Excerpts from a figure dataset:
--- start ---
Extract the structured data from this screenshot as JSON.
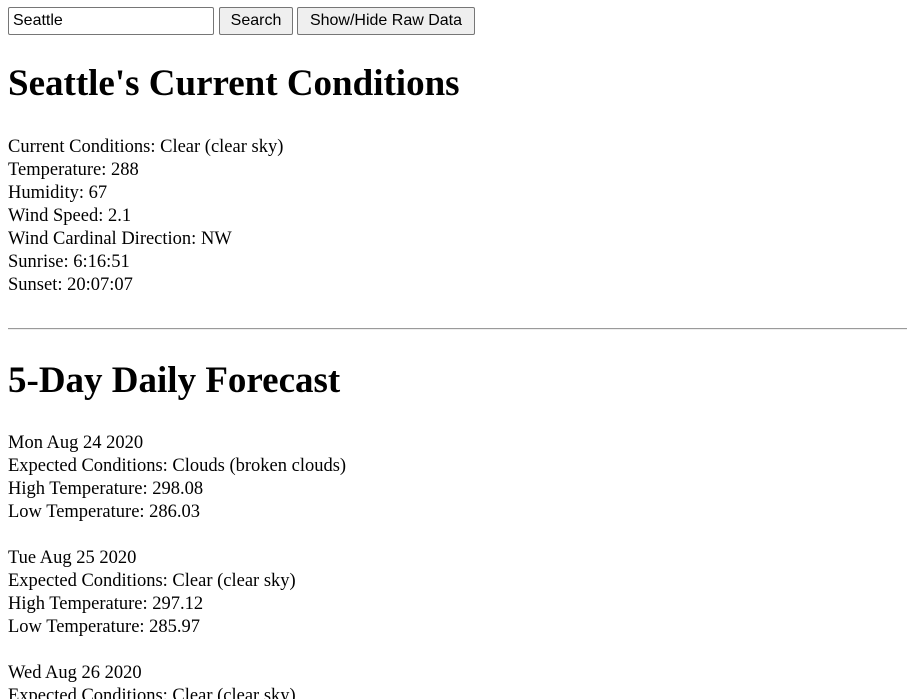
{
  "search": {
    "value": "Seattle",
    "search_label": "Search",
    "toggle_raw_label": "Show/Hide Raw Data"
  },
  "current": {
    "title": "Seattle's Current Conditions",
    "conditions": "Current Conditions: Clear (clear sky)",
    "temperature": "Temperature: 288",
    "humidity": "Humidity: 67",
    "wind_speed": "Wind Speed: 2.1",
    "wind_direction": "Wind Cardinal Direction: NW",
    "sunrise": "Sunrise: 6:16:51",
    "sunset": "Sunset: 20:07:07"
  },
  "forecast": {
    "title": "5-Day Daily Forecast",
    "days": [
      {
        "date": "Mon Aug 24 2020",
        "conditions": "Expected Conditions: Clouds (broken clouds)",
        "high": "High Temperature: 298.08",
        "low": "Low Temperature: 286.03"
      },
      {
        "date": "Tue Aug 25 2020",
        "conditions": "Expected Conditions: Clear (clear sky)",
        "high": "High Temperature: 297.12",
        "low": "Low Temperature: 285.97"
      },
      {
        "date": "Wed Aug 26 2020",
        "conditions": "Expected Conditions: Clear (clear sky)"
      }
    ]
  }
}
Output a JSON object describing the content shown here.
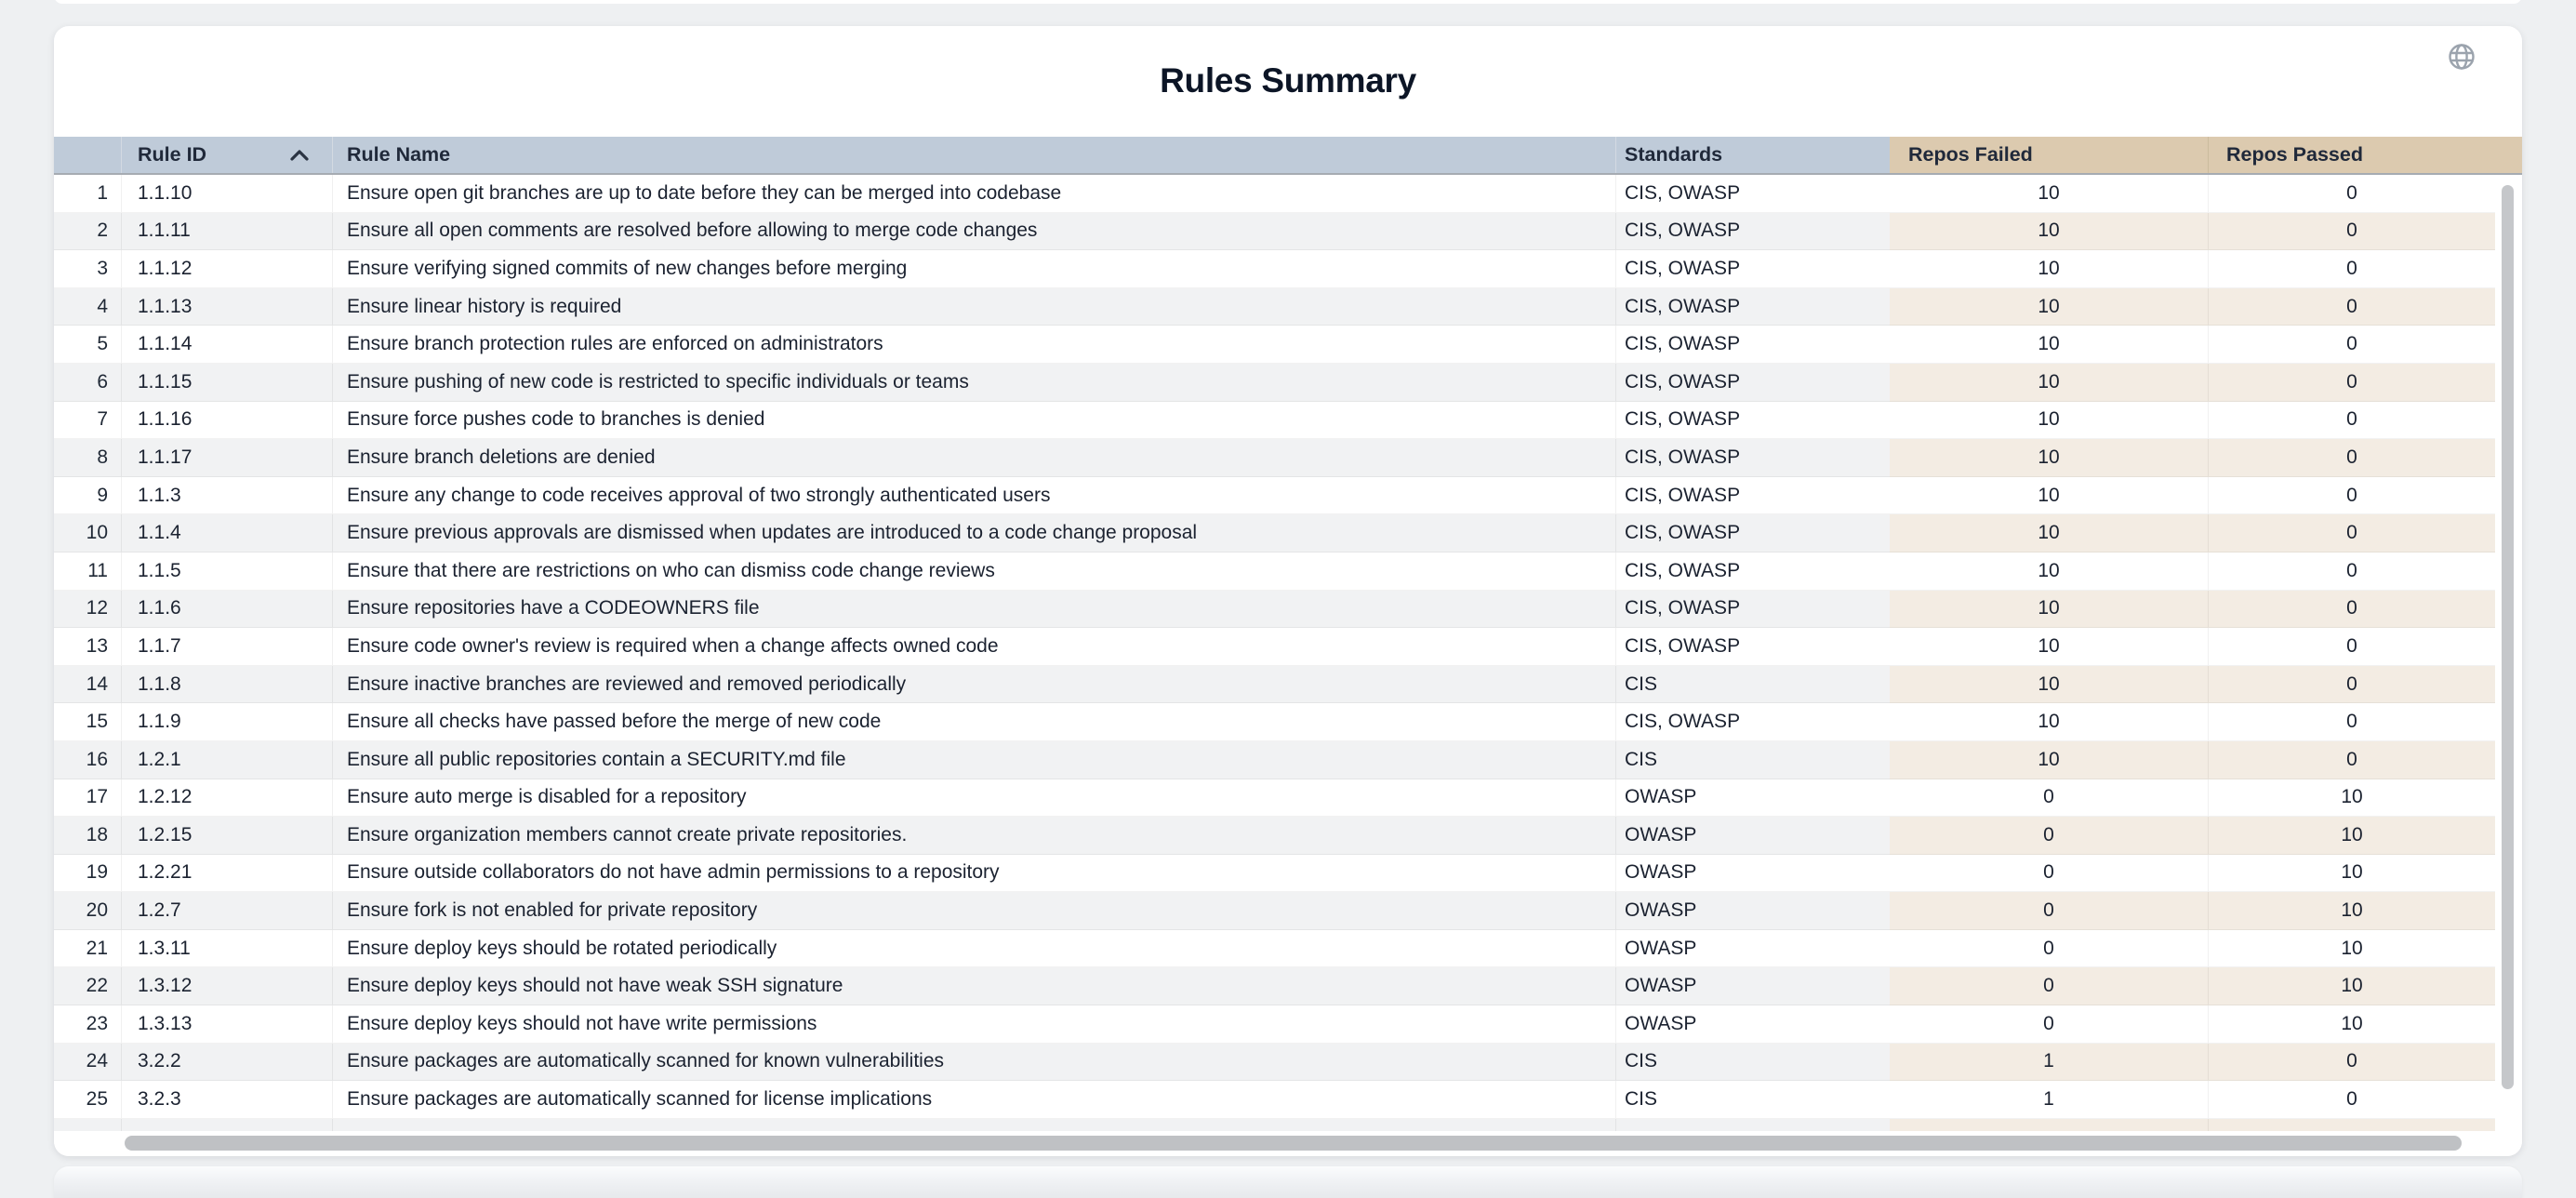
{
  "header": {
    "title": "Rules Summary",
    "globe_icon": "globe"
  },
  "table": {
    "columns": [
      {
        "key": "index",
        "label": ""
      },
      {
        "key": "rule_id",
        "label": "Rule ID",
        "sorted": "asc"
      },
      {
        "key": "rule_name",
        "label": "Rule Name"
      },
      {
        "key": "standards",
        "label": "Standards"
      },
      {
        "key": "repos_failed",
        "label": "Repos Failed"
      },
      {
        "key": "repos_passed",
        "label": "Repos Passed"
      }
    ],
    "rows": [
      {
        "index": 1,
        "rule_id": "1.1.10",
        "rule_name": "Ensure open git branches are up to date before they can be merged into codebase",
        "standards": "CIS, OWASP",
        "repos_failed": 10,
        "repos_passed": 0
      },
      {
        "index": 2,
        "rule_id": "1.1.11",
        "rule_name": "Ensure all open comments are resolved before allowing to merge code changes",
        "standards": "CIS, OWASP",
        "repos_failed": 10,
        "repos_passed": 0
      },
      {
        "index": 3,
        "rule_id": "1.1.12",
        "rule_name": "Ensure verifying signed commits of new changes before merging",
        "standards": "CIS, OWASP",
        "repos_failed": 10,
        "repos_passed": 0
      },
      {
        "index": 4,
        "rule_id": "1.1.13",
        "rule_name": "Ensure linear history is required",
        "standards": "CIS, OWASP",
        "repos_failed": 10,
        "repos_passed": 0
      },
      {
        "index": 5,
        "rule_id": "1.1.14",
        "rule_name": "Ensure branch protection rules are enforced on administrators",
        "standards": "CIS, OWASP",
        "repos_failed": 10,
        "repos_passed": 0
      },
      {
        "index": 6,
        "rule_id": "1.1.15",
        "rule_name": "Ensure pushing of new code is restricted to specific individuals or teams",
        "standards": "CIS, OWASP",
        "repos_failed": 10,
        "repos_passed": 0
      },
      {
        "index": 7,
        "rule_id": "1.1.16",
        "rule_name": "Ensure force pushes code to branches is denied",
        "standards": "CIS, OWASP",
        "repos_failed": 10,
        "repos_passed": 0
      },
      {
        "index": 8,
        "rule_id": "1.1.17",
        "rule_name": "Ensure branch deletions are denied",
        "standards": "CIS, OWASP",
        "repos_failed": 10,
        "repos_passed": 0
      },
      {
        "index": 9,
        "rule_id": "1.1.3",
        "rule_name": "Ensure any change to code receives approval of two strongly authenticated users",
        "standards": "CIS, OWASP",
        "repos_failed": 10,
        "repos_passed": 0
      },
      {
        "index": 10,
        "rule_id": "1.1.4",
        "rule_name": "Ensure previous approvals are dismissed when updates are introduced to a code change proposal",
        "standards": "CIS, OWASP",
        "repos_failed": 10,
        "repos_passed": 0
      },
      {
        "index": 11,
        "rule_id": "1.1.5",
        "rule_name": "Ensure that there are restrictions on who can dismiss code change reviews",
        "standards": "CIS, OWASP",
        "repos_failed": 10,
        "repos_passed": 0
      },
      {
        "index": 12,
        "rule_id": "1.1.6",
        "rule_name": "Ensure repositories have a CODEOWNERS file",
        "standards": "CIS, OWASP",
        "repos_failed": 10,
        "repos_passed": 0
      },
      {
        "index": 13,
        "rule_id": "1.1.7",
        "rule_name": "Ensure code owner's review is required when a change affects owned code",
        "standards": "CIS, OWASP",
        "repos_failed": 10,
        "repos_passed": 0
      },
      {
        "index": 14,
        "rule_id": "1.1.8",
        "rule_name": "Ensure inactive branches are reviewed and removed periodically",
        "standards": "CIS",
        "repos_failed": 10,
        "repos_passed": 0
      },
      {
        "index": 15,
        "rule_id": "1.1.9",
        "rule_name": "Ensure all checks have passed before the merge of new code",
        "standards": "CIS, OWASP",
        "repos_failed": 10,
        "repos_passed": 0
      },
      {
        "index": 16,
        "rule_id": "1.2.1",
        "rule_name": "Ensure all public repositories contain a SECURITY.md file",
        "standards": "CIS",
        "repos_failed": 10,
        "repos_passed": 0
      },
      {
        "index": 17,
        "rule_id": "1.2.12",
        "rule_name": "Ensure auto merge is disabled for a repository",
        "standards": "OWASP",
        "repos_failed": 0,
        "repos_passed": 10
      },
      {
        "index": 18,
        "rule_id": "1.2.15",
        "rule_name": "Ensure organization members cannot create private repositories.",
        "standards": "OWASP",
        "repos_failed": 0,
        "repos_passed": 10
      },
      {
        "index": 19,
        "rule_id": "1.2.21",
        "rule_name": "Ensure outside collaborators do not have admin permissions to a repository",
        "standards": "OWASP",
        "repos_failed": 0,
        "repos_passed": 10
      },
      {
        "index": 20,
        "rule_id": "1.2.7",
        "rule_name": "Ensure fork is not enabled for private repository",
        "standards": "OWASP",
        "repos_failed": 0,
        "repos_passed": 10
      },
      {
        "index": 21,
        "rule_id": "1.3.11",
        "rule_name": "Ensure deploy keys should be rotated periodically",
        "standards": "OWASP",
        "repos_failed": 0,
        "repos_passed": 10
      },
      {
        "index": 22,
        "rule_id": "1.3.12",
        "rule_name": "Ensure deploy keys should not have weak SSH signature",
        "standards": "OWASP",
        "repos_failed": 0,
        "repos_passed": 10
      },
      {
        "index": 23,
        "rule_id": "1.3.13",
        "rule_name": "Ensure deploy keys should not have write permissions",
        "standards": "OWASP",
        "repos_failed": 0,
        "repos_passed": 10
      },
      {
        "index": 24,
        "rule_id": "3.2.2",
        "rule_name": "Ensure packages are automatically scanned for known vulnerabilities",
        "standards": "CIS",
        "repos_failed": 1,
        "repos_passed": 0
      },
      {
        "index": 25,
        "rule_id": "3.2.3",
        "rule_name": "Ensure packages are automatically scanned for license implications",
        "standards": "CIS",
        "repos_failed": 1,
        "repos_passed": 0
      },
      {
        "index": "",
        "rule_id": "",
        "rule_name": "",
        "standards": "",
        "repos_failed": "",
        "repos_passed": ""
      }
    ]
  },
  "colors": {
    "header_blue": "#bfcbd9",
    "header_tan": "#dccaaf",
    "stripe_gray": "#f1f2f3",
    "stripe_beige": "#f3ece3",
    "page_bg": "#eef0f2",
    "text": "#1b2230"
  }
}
--- end ---
DIRECTIONS FOR THIS TASK:
Go through the listing above and write it all out exactly, leaving out any picture.

EXERCISE ANSWER:
Extract the structured data from this screenshot as JSON.
{
  "search": {
    "value": "Seattle",
    "search_label": "Search",
    "toggle_raw_label": "Show/Hide Raw Data"
  },
  "current": {
    "title": "Seattle's Current Conditions",
    "conditions": "Current Conditions: Clear (clear sky)",
    "temperature": "Temperature: 288",
    "humidity": "Humidity: 67",
    "wind_speed": "Wind Speed: 2.1",
    "wind_direction": "Wind Cardinal Direction: NW",
    "sunrise": "Sunrise: 6:16:51",
    "sunset": "Sunset: 20:07:07"
  },
  "forecast": {
    "title": "5-Day Daily Forecast",
    "days": [
      {
        "date": "Mon Aug 24 2020",
        "conditions": "Expected Conditions: Clouds (broken clouds)",
        "high": "High Temperature: 298.08",
        "low": "Low Temperature: 286.03"
      },
      {
        "date": "Tue Aug 25 2020",
        "conditions": "Expected Conditions: Clear (clear sky)",
        "high": "High Temperature: 297.12",
        "low": "Low Temperature: 285.97"
      },
      {
        "date": "Wed Aug 26 2020",
        "conditions": "Expected Conditions: Clear (clear sky)"
      }
    ]
  }
}
Output a JSON object describing the content shown here.
{
  "header": {
    "title": "Rules Summary",
    "globe_icon": "globe"
  },
  "table": {
    "columns": [
      {
        "key": "index",
        "label": ""
      },
      {
        "key": "rule_id",
        "label": "Rule ID",
        "sorted": "asc"
      },
      {
        "key": "rule_name",
        "label": "Rule Name"
      },
      {
        "key": "standards",
        "label": "Standards"
      },
      {
        "key": "repos_failed",
        "label": "Repos Failed"
      },
      {
        "key": "repos_passed",
        "label": "Repos Passed"
      }
    ],
    "rows": [
      {
        "index": 1,
        "rule_id": "1.1.10",
        "rule_name": "Ensure open git branches are up to date before they can be merged into codebase",
        "standards": "CIS, OWASP",
        "repos_failed": 10,
        "repos_passed": 0
      },
      {
        "index": 2,
        "rule_id": "1.1.11",
        "rule_name": "Ensure all open comments are resolved before allowing to merge code changes",
        "standards": "CIS, OWASP",
        "repos_failed": 10,
        "repos_passed": 0
      },
      {
        "index": 3,
        "rule_id": "1.1.12",
        "rule_name": "Ensure verifying signed commits of new changes before merging",
        "standards": "CIS, OWASP",
        "repos_failed": 10,
        "repos_passed": 0
      },
      {
        "index": 4,
        "rule_id": "1.1.13",
        "rule_name": "Ensure linear history is required",
        "standards": "CIS, OWASP",
        "repos_failed": 10,
        "repos_passed": 0
      },
      {
        "index": 5,
        "rule_id": "1.1.14",
        "rule_name": "Ensure branch protection rules are enforced on administrators",
        "standards": "CIS, OWASP",
        "repos_failed": 10,
        "repos_passed": 0
      },
      {
        "index": 6,
        "rule_id": "1.1.15",
        "rule_name": "Ensure pushing of new code is restricted to specific individuals or teams",
        "standards": "CIS, OWASP",
        "repos_failed": 10,
        "repos_passed": 0
      },
      {
        "index": 7,
        "rule_id": "1.1.16",
        "rule_name": "Ensure force pushes code to branches is denied",
        "standards": "CIS, OWASP",
        "repos_failed": 10,
        "repos_passed": 0
      },
      {
        "index": 8,
        "rule_id": "1.1.17",
        "rule_name": "Ensure branch deletions are denied",
        "standards": "CIS, OWASP",
        "repos_failed": 10,
        "repos_passed": 0
      },
      {
        "index": 9,
        "rule_id": "1.1.3",
        "rule_name": "Ensure any change to code receives approval of two strongly authenticated users",
        "standards": "CIS, OWASP",
        "repos_failed": 10,
        "repos_passed": 0
      },
      {
        "index": 10,
        "rule_id": "1.1.4",
        "rule_name": "Ensure previous approvals are dismissed when updates are introduced to a code change proposal",
        "standards": "CIS, OWASP",
        "repos_failed": 10,
        "repos_passed": 0
      },
      {
        "index": 11,
        "rule_id": "1.1.5",
        "rule_name": "Ensure that there are restrictions on who can dismiss code change reviews",
        "standards": "CIS, OWASP",
        "repos_failed": 10,
        "repos_passed": 0
      },
      {
        "index": 12,
        "rule_id": "1.1.6",
        "rule_name": "Ensure repositories have a CODEOWNERS file",
        "standards": "CIS, OWASP",
        "repos_failed": 10,
        "repos_passed": 0
      },
      {
        "index": 13,
        "rule_id": "1.1.7",
        "rule_name": "Ensure code owner's review is required when a change affects owned code",
        "standards": "CIS, OWASP",
        "repos_failed": 10,
        "repos_passed": 0
      },
      {
        "index": 14,
        "rule_id": "1.1.8",
        "rule_name": "Ensure inactive branches are reviewed and removed periodically",
        "standards": "CIS",
        "repos_failed": 10,
        "repos_passed": 0
      },
      {
        "index": 15,
        "rule_id": "1.1.9",
        "rule_name": "Ensure all checks have passed before the merge of new code",
        "standards": "CIS, OWASP",
        "repos_failed": 10,
        "repos_passed": 0
      },
      {
        "index": 16,
        "rule_id": "1.2.1",
        "rule_name": "Ensure all public repositories contain a SECURITY.md file",
        "standards": "CIS",
        "repos_failed": 10,
        "repos_passed": 0
      },
      {
        "index": 17,
        "rule_id": "1.2.12",
        "rule_name": "Ensure auto merge is disabled for a repository",
        "standards": "OWASP",
        "repos_failed": 0,
        "repos_passed": 10
      },
      {
        "index": 18,
        "rule_id": "1.2.15",
        "rule_name": "Ensure organization members cannot create private repositories.",
        "standards": "OWASP",
        "repos_failed": 0,
        "repos_passed": 10
      },
      {
        "index": 19,
        "rule_id": "1.2.21",
        "rule_name": "Ensure outside collaborators do not have admin permissions to a repository",
        "standards": "OWASP",
        "repos_failed": 0,
        "repos_passed": 10
      },
      {
        "index": 20,
        "rule_id": "1.2.7",
        "rule_name": "Ensure fork is not enabled for private repository",
        "standards": "OWASP",
        "repos_failed": 0,
        "repos_passed": 10
      },
      {
        "index": 21,
        "rule_id": "1.3.11",
        "rule_name": "Ensure deploy keys should be rotated periodically",
        "standards": "OWASP",
        "repos_failed": 0,
        "repos_passed": 10
      },
      {
        "index": 22,
        "rule_id": "1.3.12",
        "rule_name": "Ensure deploy keys should not have weak SSH signature",
        "standards": "OWASP",
        "repos_failed": 0,
        "repos_passed": 10
      },
      {
        "index": 23,
        "rule_id": "1.3.13",
        "rule_name": "Ensure deploy keys should not have write permissions",
        "standards": "OWASP",
        "repos_failed": 0,
        "repos_passed": 10
      },
      {
        "index": 24,
        "rule_id": "3.2.2",
        "rule_name": "Ensure packages are automatically scanned for known vulnerabilities",
        "standards": "CIS",
        "repos_failed": 1,
        "repos_passed": 0
      },
      {
        "index": 25,
        "rule_id": "3.2.3",
        "rule_name": "Ensure packages are automatically scanned for license implications",
        "standards": "CIS",
        "repos_failed": 1,
        "repos_passed": 0
      },
      {
        "index": "",
        "rule_id": "",
        "rule_name": "",
        "standards": "",
        "repos_failed": "",
        "repos_passed": ""
      }
    ]
  },
  "colors": {
    "header_blue": "#bfcbd9",
    "header_tan": "#dccaaf",
    "stripe_gray": "#f1f2f3",
    "stripe_beige": "#f3ece3",
    "page_bg": "#eef0f2",
    "text": "#1b2230"
  }
}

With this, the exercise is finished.